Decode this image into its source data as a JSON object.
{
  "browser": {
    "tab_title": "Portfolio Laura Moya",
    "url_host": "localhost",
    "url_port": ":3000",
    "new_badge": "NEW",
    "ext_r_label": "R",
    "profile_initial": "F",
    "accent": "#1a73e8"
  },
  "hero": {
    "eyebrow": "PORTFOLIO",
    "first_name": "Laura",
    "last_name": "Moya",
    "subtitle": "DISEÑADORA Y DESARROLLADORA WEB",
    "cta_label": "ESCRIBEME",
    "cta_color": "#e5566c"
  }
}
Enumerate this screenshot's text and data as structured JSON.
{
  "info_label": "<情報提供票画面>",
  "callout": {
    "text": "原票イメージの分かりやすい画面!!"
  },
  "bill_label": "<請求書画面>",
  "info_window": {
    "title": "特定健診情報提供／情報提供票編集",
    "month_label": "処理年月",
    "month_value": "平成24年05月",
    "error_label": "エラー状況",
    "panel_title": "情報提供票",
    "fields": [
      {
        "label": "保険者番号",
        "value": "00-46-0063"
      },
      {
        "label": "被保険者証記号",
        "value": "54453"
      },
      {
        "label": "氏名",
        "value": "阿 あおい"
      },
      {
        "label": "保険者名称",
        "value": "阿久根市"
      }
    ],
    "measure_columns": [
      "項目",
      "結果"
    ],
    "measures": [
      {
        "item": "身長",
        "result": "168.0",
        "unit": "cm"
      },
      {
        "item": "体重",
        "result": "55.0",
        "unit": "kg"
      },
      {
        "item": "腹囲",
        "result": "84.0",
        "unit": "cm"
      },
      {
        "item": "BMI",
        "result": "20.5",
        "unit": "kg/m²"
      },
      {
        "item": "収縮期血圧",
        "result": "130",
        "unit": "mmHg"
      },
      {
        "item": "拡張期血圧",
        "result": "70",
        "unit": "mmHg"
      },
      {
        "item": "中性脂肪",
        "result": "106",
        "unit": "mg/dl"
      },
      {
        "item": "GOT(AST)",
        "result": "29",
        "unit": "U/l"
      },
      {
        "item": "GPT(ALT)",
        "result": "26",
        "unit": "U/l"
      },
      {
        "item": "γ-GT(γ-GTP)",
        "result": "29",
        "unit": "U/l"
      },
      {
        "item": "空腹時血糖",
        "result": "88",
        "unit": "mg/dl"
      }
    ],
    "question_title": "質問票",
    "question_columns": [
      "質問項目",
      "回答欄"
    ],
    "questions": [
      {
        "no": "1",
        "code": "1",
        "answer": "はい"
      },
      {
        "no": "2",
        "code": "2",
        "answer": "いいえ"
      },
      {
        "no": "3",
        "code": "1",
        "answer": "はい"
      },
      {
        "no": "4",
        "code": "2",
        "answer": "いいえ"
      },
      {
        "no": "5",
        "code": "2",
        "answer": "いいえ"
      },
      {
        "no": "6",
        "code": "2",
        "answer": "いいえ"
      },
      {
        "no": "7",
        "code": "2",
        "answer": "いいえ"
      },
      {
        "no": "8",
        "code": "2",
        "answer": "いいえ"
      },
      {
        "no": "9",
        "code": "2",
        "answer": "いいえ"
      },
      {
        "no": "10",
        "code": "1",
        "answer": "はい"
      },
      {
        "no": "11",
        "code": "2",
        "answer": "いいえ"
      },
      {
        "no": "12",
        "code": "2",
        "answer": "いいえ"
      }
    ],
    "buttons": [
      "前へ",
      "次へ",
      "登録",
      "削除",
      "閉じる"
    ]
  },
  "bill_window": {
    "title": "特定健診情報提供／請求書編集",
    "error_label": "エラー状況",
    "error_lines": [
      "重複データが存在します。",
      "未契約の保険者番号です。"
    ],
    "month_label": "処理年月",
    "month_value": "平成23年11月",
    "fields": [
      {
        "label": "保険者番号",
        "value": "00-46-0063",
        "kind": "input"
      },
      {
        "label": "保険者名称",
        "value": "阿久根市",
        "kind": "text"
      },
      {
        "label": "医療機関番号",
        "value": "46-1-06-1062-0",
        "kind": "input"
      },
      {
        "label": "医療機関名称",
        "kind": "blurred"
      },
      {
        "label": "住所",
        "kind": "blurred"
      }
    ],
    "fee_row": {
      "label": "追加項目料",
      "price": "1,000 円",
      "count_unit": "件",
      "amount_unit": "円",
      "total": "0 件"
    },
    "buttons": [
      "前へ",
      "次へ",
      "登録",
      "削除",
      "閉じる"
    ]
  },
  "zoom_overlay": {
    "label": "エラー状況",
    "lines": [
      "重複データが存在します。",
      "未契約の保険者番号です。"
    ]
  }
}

● ● ● ● ●

__Written exercise__.
Write out the whole listing exactly.

__Correct response__.
Decode this image into its source data as a JSON object.
{
  "browser": {
    "tab_title": "Portfolio Laura Moya",
    "url_host": "localhost",
    "url_port": ":3000",
    "new_badge": "NEW",
    "ext_r_label": "R",
    "profile_initial": "F",
    "accent": "#1a73e8"
  },
  "hero": {
    "eyebrow": "PORTFOLIO",
    "first_name": "Laura",
    "last_name": "Moya",
    "subtitle": "DISEÑADORA Y DESARROLLADORA WEB",
    "cta_label": "ESCRIBEME",
    "cta_color": "#e5566c"
  }
}
Enumerate this screenshot's text and data as structured JSON.
{
  "info_label": "<情報提供票画面>",
  "callout": {
    "text": "原票イメージの分かりやすい画面!!"
  },
  "bill_label": "<請求書画面>",
  "info_window": {
    "title": "特定健診情報提供／情報提供票編集",
    "month_label": "処理年月",
    "month_value": "平成24年05月",
    "error_label": "エラー状況",
    "panel_title": "情報提供票",
    "fields": [
      {
        "label": "保険者番号",
        "value": "00-46-0063"
      },
      {
        "label": "被保険者証記号",
        "value": "54453"
      },
      {
        "label": "氏名",
        "value": "阿 あおい"
      },
      {
        "label": "保険者名称",
        "value": "阿久根市"
      }
    ],
    "measure_columns": [
      "項目",
      "結果"
    ],
    "measures": [
      {
        "item": "身長",
        "result": "168.0",
        "unit": "cm"
      },
      {
        "item": "体重",
        "result": "55.0",
        "unit": "kg"
      },
      {
        "item": "腹囲",
        "result": "84.0",
        "unit": "cm"
      },
      {
        "item": "BMI",
        "result": "20.5",
        "unit": "kg/m²"
      },
      {
        "item": "収縮期血圧",
        "result": "130",
        "unit": "mmHg"
      },
      {
        "item": "拡張期血圧",
        "result": "70",
        "unit": "mmHg"
      },
      {
        "item": "中性脂肪",
        "result": "106",
        "unit": "mg/dl"
      },
      {
        "item": "GOT(AST)",
        "result": "29",
        "unit": "U/l"
      },
      {
        "item": "GPT(ALT)",
        "result": "26",
        "unit": "U/l"
      },
      {
        "item": "γ-GT(γ-GTP)",
        "result": "29",
        "unit": "U/l"
      },
      {
        "item": "空腹時血糖",
        "result": "88",
        "unit": "mg/dl"
      }
    ],
    "question_title": "質問票",
    "question_columns": [
      "質問項目",
      "回答欄"
    ],
    "questions": [
      {
        "no": "1",
        "code": "1",
        "answer": "はい"
      },
      {
        "no": "2",
        "code": "2",
        "answer": "いいえ"
      },
      {
        "no": "3",
        "code": "1",
        "answer": "はい"
      },
      {
        "no": "4",
        "code": "2",
        "answer": "いいえ"
      },
      {
        "no": "5",
        "code": "2",
        "answer": "いいえ"
      },
      {
        "no": "6",
        "code": "2",
        "answer": "いいえ"
      },
      {
        "no": "7",
        "code": "2",
        "answer": "いいえ"
      },
      {
        "no": "8",
        "code": "2",
        "answer": "いいえ"
      },
      {
        "no": "9",
        "code": "2",
        "answer": "いいえ"
      },
      {
        "no": "10",
        "code": "1",
        "answer": "はい"
      },
      {
        "no": "11",
        "code": "2",
        "answer": "いいえ"
      },
      {
        "no": "12",
        "code": "2",
        "answer": "いいえ"
      }
    ],
    "buttons": [
      "前へ",
      "次へ",
      "登録",
      "削除",
      "閉じる"
    ]
  },
  "bill_window": {
    "title": "特定健診情報提供／請求書編集",
    "error_label": "エラー状況",
    "error_lines": [
      "重複データが存在します。",
      "未契約の保険者番号です。"
    ],
    "month_label": "処理年月",
    "month_value": "平成23年11月",
    "fields": [
      {
        "label": "保険者番号",
        "value": "00-46-0063",
        "kind": "input"
      },
      {
        "label": "保険者名称",
        "value": "阿久根市",
        "kind": "text"
      },
      {
        "label": "医療機関番号",
        "value": "46-1-06-1062-0",
        "kind": "input"
      },
      {
        "label": "医療機関名称",
        "kind": "blurred"
      },
      {
        "label": "住所",
        "kind": "blurred"
      }
    ],
    "fee_row": {
      "label": "追加項目料",
      "price": "1,000 円",
      "count_unit": "件",
      "amount_unit": "円",
      "total": "0 件"
    },
    "buttons": [
      "前へ",
      "次へ",
      "登録",
      "削除",
      "閉じる"
    ]
  },
  "zoom_overlay": {
    "label": "エラー状況",
    "lines": [
      "重複データが存在します。",
      "未契約の保険者番号です。"
    ]
  }
}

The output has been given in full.